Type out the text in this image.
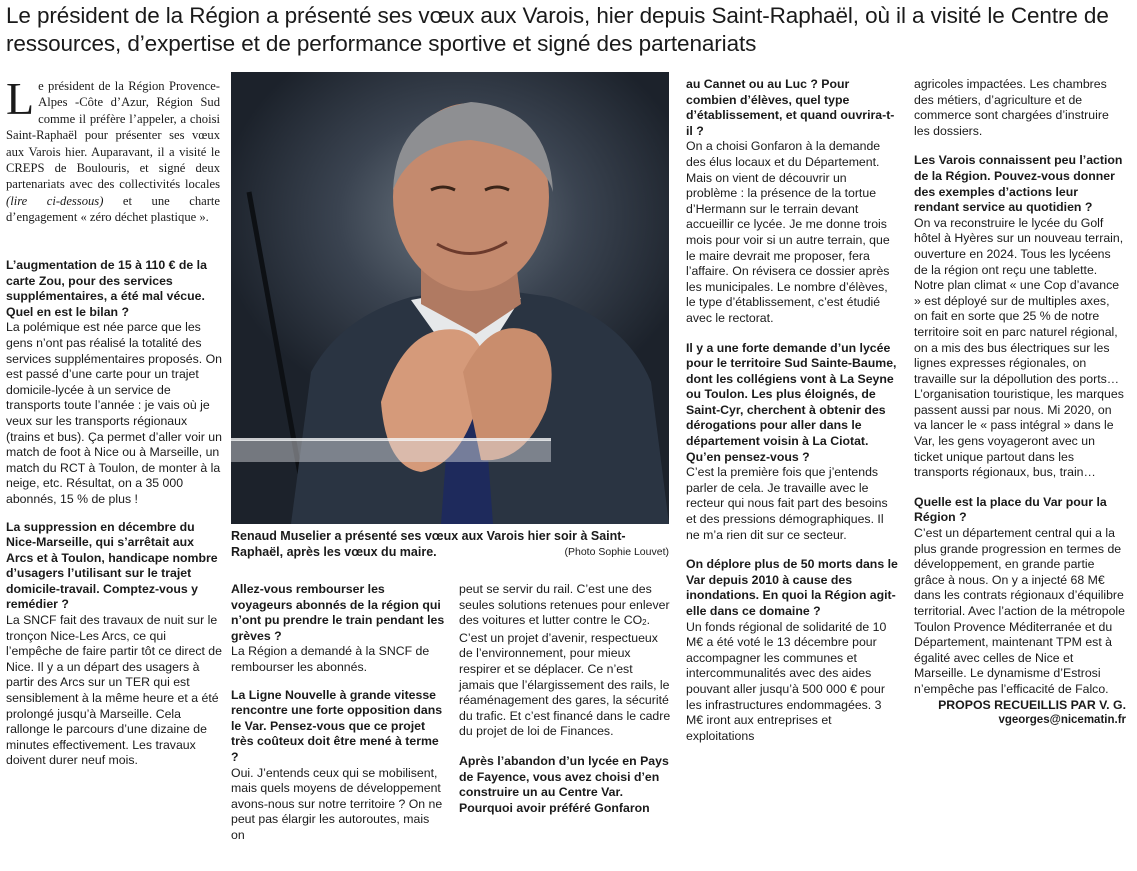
Le président de la Région a présenté ses vœux aux Varois, hier depuis Saint-Raphaël, où il a visité le Centre de ressources, d’expertise et de performance sportive et signé des partenariats
Le président de la Région Provence-Alpes -Côte d’Azur, Région Sud comme il préfère l’appeler, a choisi Saint-Raphaël pour présenter ses vœux aux Varois hier. Auparavant, il a visité le CREPS de Boulouris, et signé deux partenariats avec des collectivités locales (lire ci-dessous) et une charte d’engagement « zéro déchet plastique ».

L’augmentation de 15 à 110 € de la carte Zou, pour des services supplémentaires, a été mal vécue. Quel en est le bilan ?

La polémique est née parce que les gens n’ont pas réalisé la totalité des services supplémentaires proposés. On est passé d’une carte pour un trajet domicile-lycée à un service de transports toute l’année : je vais où je veux sur les transports régionaux (trains et bus). Ça permet d’aller voir un match de foot à Nice ou à Marseille, un match du RCT à Toulon, de monter à la neige, etc. Résultat, on a 35 000 abonnés, 15 % de plus !

La suppression en décembre du Nice-Marseille, qui s’arrêtait aux Arcs et à Toulon, handicape nombre d’usagers l’utilisant sur le trajet domicile-travail. Comptez-vous y remédier ?

La SNCF fait des travaux de nuit sur le tronçon Nice-Les Arcs, ce qui l’empêche de faire partir tôt ce direct de Nice. Il y a un départ des usagers à partir des Arcs sur un TER qui est sensiblement à la même heure et a été prolongé jusqu’à Marseille. Cela rallonge le parcours d’une dizaine de minutes effectivement. Les travaux doivent durer neuf mois.

Renaud Muselier a présenté ses vœux aux Varois hier soir à Saint-Raphaël, après les vœux du maire.	(Photo Sophie Louvet)

Allez-vous rembourser les voyageurs abonnés de la région qui n’ont pu prendre le train pendant les grèves ?

La Région a demandé à la SNCF de rembourser les abonnés.

La Ligne Nouvelle à grande vitesse rencontre une forte opposition dans le Var. Pensez-vous que ce projet très coûteux doit être mené à terme ?

Oui. J’entends ceux qui se mobilisent, mais quels moyens de développement avons-nous sur notre territoire ? On ne peut pas élargir les autoroutes, mais on

peut se servir du rail. C’est une des seules solutions retenues pour enlever des voitures et lutter contre le $CO_2$. C’est un projet d’avenir, respectueux de l’environnement, pour mieux respirer et se déplacer. Ce n’est jamais que l’élargissement des rails, le réaménagement des gares, la sécurité du trafic. Et c’est financé dans le cadre du projet de loi de Finances.

Après l’abandon d’un lycée en Pays de Fayence, vous avez choisi d’en construire un au Centre Var. Pourquoi avoir préféré Gonfaron

au Cannet ou au Luc ? Pour combien d’élèves, quel type d’établissement, et quand ouvrira-t-il ?

On a choisi Gonfaron à la demande des élus locaux et du Département. Mais on vient de découvrir un problème : la présence de la tortue d’Hermann sur le terrain devant accueillir ce lycée. Je me donne trois mois pour voir si un autre terrain, que le maire devrait me proposer, fera l’affaire. On révisera ce dossier après les municipales. Le nombre d’élèves, le type d’établissement, c’est étudié avec le rectorat.

Il y a une forte demande d’un lycée pour le territoire Sud Sainte-Baume, dont les collégiens vont à La Seyne ou Toulon. Les plus éloignés, de Saint-Cyr, cherchent à obtenir des dérogations pour aller dans le département voisin à La Ciotat. Qu’en pensez-vous ?

C’est la première fois que j’entends parler de cela. Je travaille avec le recteur qui nous fait part des besoins et des pressions démographiques. Il ne m’a rien dit sur ce secteur.

On déplore plus de 50 morts dans le Var depuis 2010 à cause des inondations. En quoi la Région agit-elle dans ce domaine ?

Un fonds régional de solidarité de 10 M€ a été voté le 13 décembre pour accompagner les communes et intercommunalités avec des aides pouvant aller jusqu’à 500 000 € pour les infrastructures endommagées. 3 M€ iront aux entreprises et exploitations

agricoles impactées. Les chambres des métiers, d’agriculture et de commerce sont chargées d’instruire les dossiers.

Les Varois connaissent peu l’action de la Région. Pouvez-vous donner des exemples d’actions leur rendant service au quotidien ?

On va reconstruire le lycée du Golf hôtel à Hyères sur un nouveau terrain, ouverture en 2024. Tous les lycéens de la région ont reçu une tablette. Notre plan climat « une Cop d’avance » est déployé sur de multiples axes, on fait en sorte que 25 % de notre territoire soit en parc naturel régional, on a mis des bus électriques sur les lignes expresses régionales, on travaille sur la dépollution des ports… L’organisation touristique, les marques passent aussi par nous. Mi 2020, on va lancer le « pass intégral » dans le Var, les gens voyageront avec un ticket unique partout dans les transports régionaux, bus, train…

Quelle est la place du Var pour la Région ?

C’est un département central qui a la plus grande progression en termes de développement, en grande partie grâce à nous. On y a injecté 68 M€ dans les contrats régionaux d’équilibre territorial. Avec l’action de la métropole Toulon Provence Méditerranée et du Département, maintenant TPM est à égalité avec celles de Nice et Marseille. Le dynamisme d’Estrosi n’empêche pas l’efficacité de Falco.

PROPOS RECUEILLIS PAR V. G.

vgeorges@nicematin.fr
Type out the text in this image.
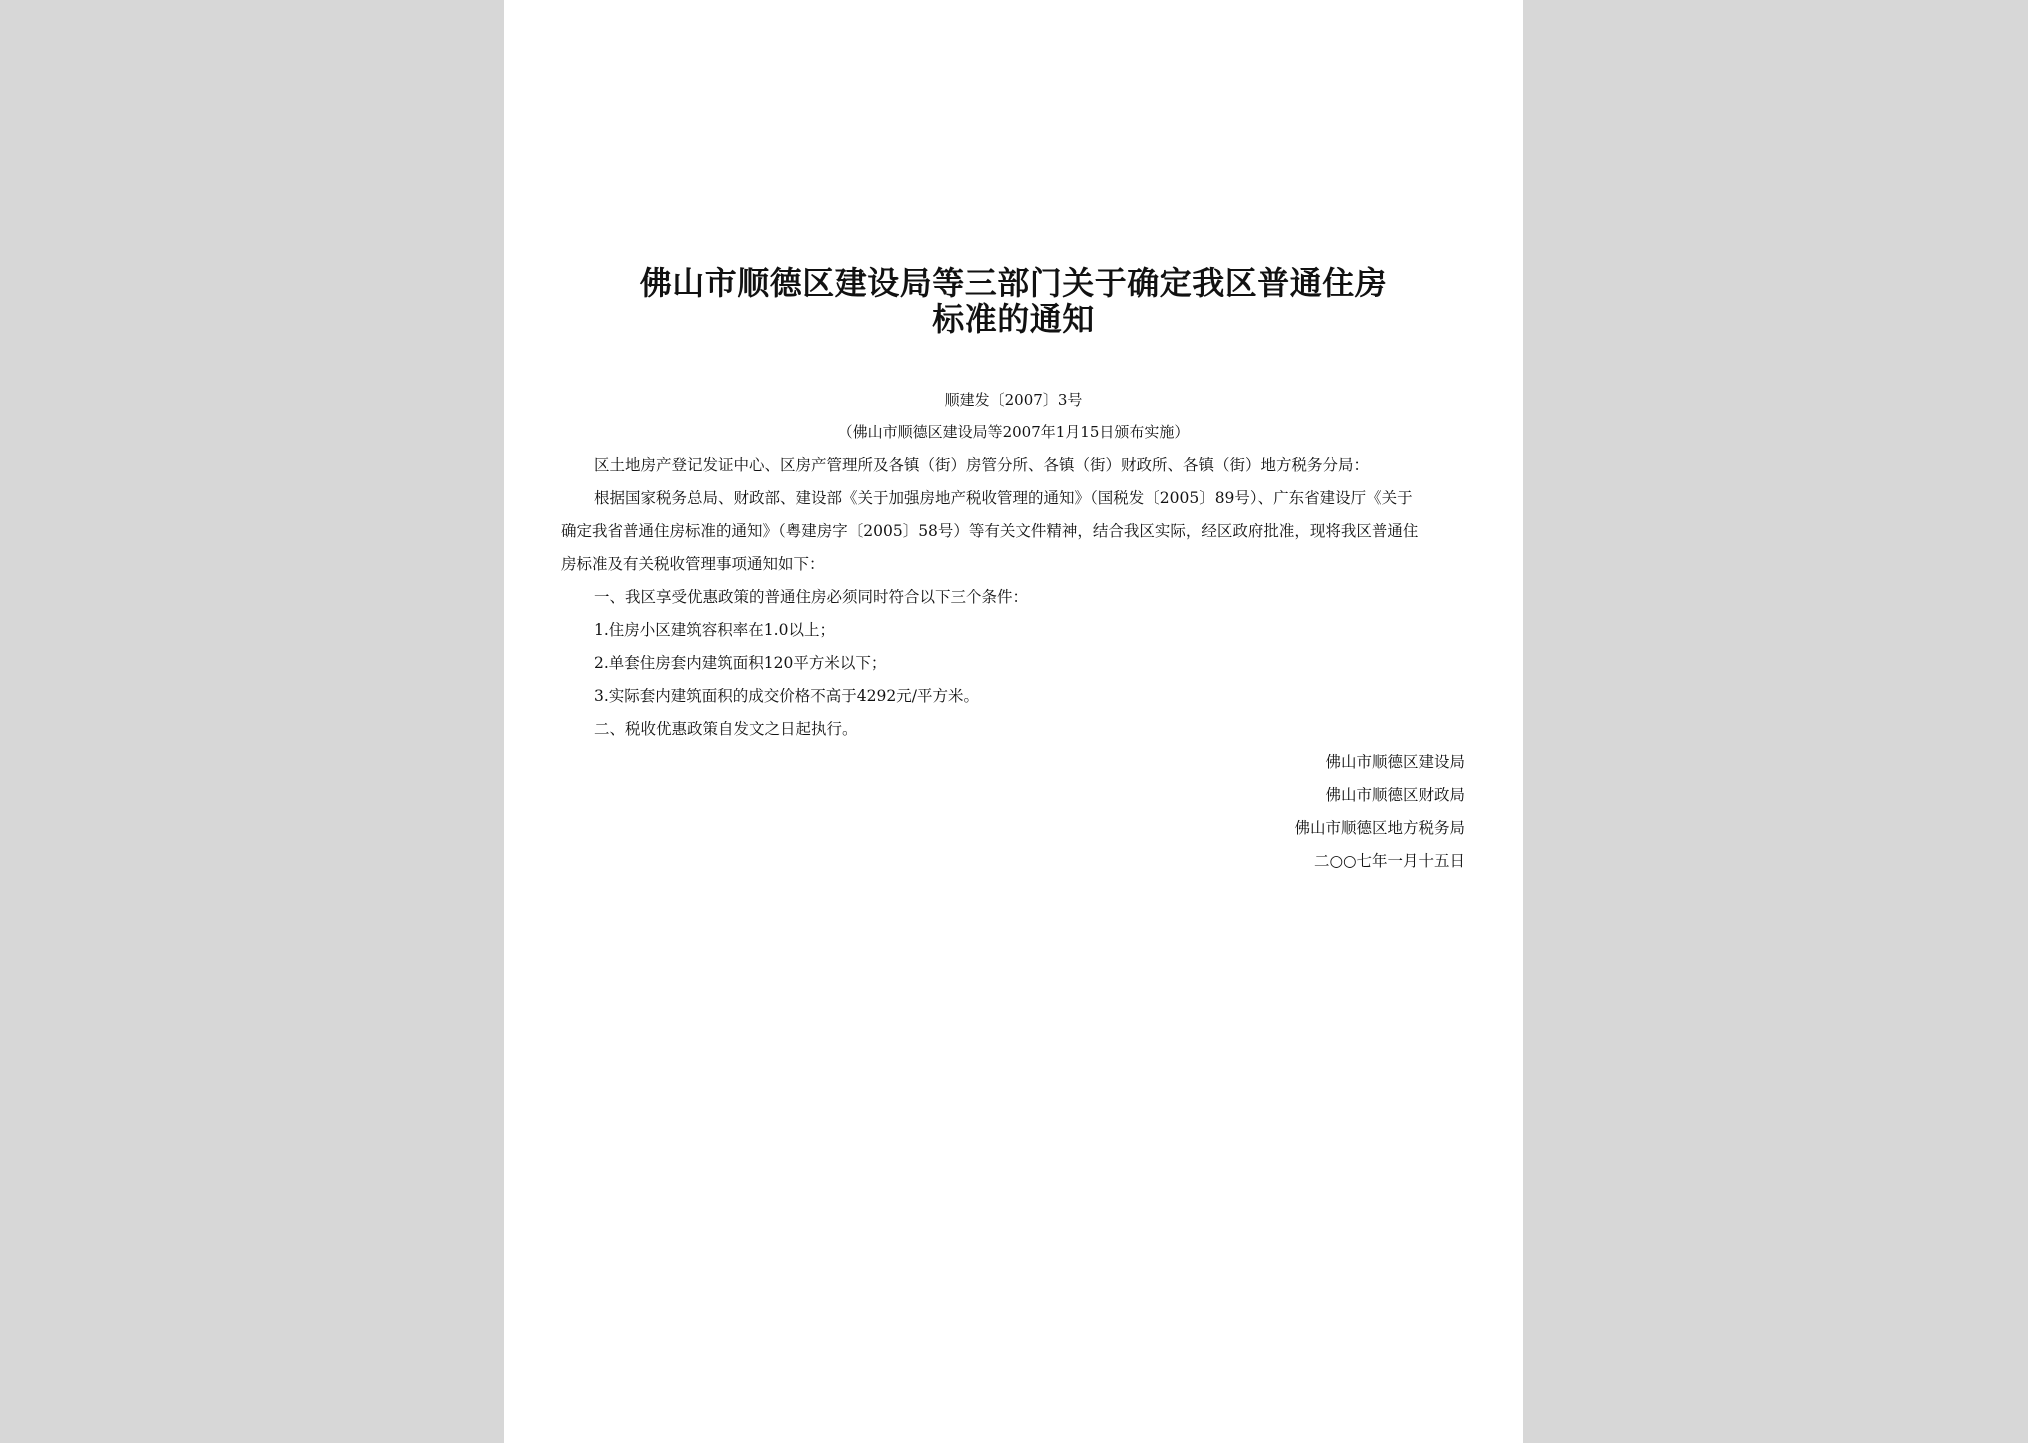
佛山市顺德区建设局等三部门关于确定我区普通住房
标准的通知
顺建发〔2007〕3号
（佛山市顺德区建设局等2007年1月15日颁布实施）
区土地房产登记发证中心、区房产管理所及各镇（街）房管分所、各镇（街）财政所、各镇（街）地方税务分局：
根据国家税务总局、财政部、建设部《关于加强房地产税收管理的通知》（国税发〔2005〕89号）、广东省建设厅《关于
确定我省普通住房标准的通知》（粤建房字〔2005〕58号）等有关文件精神，结合我区实际，经区政府批准，现将我区普通住
房标准及有关税收管理事项通知如下：
一、我区享受优惠政策的普通住房必须同时符合以下三个条件：
1.住房小区建筑容积率在1.0以上；
2.单套住房套内建筑面积120平方米以下；
3.实际套内建筑面积的成交价格不高于4292元/平方米。
二、税收优惠政策自发文之日起执行。
佛山市顺德区建设局
佛山市顺德区财政局
佛山市顺德区地方税务局
二○○七年一月十五日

#####

Restate the whole listing above exactly, except for its images.

Type out the text in this image.
Le président de la Région a présenté ses vœux aux Varois, hier depuis Saint-Raphaël, où il a visité le Centre de ressources, d’expertise et de performance sportive et signé des partenariats
Le président de la Région Provence-Alpes -Côte d’Azur, Région Sud comme il préfère l’appeler, a choisi Saint-Raphaël pour présenter ses vœux aux Varois hier. Auparavant, il a visité le CREPS de Boulouris, et signé deux partenariats avec des collectivités locales (lire ci-dessous) et une charte d’engagement « zéro déchet plastique ».

L’augmentation de 15 à 110 € de la carte Zou, pour des services supplémentaires, a été mal vécue. Quel en est le bilan ?

La polémique est née parce que les gens n’ont pas réalisé la totalité des services supplémentaires proposés. On est passé d’une carte pour un trajet domicile-lycée à un service de transports toute l’année : je vais où je veux sur les transports régionaux (trains et bus). Ça permet d’aller voir un match de foot à Nice ou à Marseille, un match du RCT à Toulon, de monter à la neige, etc. Résultat, on a 35 000 abonnés, 15 % de plus !

La suppression en décembre du Nice-Marseille, qui s’arrêtait aux Arcs et à Toulon, handicape nombre d’usagers l’utilisant sur le trajet domicile-travail. Comptez-vous y remédier ?

La SNCF fait des travaux de nuit sur le tronçon Nice-Les Arcs, ce qui l’empêche de faire partir tôt ce direct de Nice. Il y a un départ des usagers à partir des Arcs sur un TER qui est sensiblement à la même heure et a été prolongé jusqu’à Marseille. Cela rallonge le parcours d’une dizaine de minutes effectivement. Les travaux doivent durer neuf mois.

Renaud Muselier a présenté ses vœux aux Varois hier soir à Saint-Raphaël, après les vœux du maire.	(Photo Sophie Louvet)

Allez-vous rembourser les voyageurs abonnés de la région qui n’ont pu prendre le train pendant les grèves ?

La Région a demandé à la SNCF de rembourser les abonnés.

La Ligne Nouvelle à grande vitesse rencontre une forte opposition dans le Var. Pensez-vous que ce projet très coûteux doit être mené à terme ?

Oui. J’entends ceux qui se mobilisent, mais quels moyens de développement avons-nous sur notre territoire ? On ne peut pas élargir les autoroutes, mais on

peut se servir du rail. C’est une des seules solutions retenues pour enlever des voitures et lutter contre le $CO_2$. C’est un projet d’avenir, respectueux de l’environnement, pour mieux respirer et se déplacer. Ce n’est jamais que l’élargissement des rails, le réaménagement des gares, la sécurité du trafic. Et c’est financé dans le cadre du projet de loi de Finances.

Après l’abandon d’un lycée en Pays de Fayence, vous avez choisi d’en construire un au Centre Var. Pourquoi avoir préféré Gonfaron

au Cannet ou au Luc ? Pour combien d’élèves, quel type d’établissement, et quand ouvrira-t-il ?

On a choisi Gonfaron à la demande des élus locaux et du Département. Mais on vient de découvrir un problème : la présence de la tortue d’Hermann sur le terrain devant accueillir ce lycée. Je me donne trois mois pour voir si un autre terrain, que le maire devrait me proposer, fera l’affaire. On révisera ce dossier après les municipales. Le nombre d’élèves, le type d’établissement, c’est étudié avec le rectorat.

Il y a une forte demande d’un lycée pour le territoire Sud Sainte-Baume, dont les collégiens vont à La Seyne ou Toulon. Les plus éloignés, de Saint-Cyr, cherchent à obtenir des dérogations pour aller dans le département voisin à La Ciotat. Qu’en pensez-vous ?

C’est la première fois que j’entends parler de cela. Je travaille avec le recteur qui nous fait part des besoins et des pressions démographiques. Il ne m’a rien dit sur ce secteur.

On déplore plus de 50 morts dans le Var depuis 2010 à cause des inondations. En quoi la Région agit-elle dans ce domaine ?

Un fonds régional de solidarité de 10 M€ a été voté le 13 décembre pour accompagner les communes et intercommunalités avec des aides pouvant aller jusqu’à 500 000 € pour les infrastructures endommagées. 3 M€ iront aux entreprises et exploitations

agricoles impactées. Les chambres des métiers, d’agriculture et de commerce sont chargées d’instruire les dossiers.

Les Varois connaissent peu l’action de la Région. Pouvez-vous donner des exemples d’actions leur rendant service au quotidien ?

On va reconstruire le lycée du Golf hôtel à Hyères sur un nouveau terrain, ouverture en 2024. Tous les lycéens de la région ont reçu une tablette. Notre plan climat « une Cop d’avance » est déployé sur de multiples axes, on fait en sorte que 25 % de notre territoire soit en parc naturel régional, on a mis des bus électriques sur les lignes expresses régionales, on travaille sur la dépollution des ports… L’organisation touristique, les marques passent aussi par nous. Mi 2020, on va lancer le « pass intégral » dans le Var, les gens voyageront avec un ticket unique partout dans les transports régionaux, bus, train…

Quelle est la place du Var pour la Région ?

C’est un département central qui a la plus grande progression en termes de développement, en grande partie grâce à nous. On y a injecté 68 M€ dans les contrats régionaux d’équilibre territorial. Avec l’action de la métropole Toulon Provence Méditerranée et du Département, maintenant TPM est à égalité avec celles de Nice et Marseille. Le dynamisme d’Estrosi n’empêche pas l’efficacité de Falco.

PROPOS RECUEILLIS PAR V. G.

vgeorges@nicematin.fr
Type out the text in this image.
佛山市顺德区建设局等三部门关于确定我区普通住房
标准的通知
顺建发〔2007〕3号
（佛山市顺德区建设局等2007年1月15日颁布实施）
区土地房产登记发证中心、区房产管理所及各镇（街）房管分所、各镇（街）财政所、各镇（街）地方税务分局：
根据国家税务总局、财政部、建设部《关于加强房地产税收管理的通知》（国税发〔2005〕89号）、广东省建设厅《关于
确定我省普通住房标准的通知》（粤建房字〔2005〕58号）等有关文件精神，结合我区实际，经区政府批准，现将我区普通住
房标准及有关税收管理事项通知如下：
一、我区享受优惠政策的普通住房必须同时符合以下三个条件：
1.住房小区建筑容积率在1.0以上；
2.单套住房套内建筑面积120平方米以下；
3.实际套内建筑面积的成交价格不高于4292元/平方米。
二、税收优惠政策自发文之日起执行。
佛山市顺德区建设局
佛山市顺德区财政局
佛山市顺德区地方税务局
二○○七年一月十五日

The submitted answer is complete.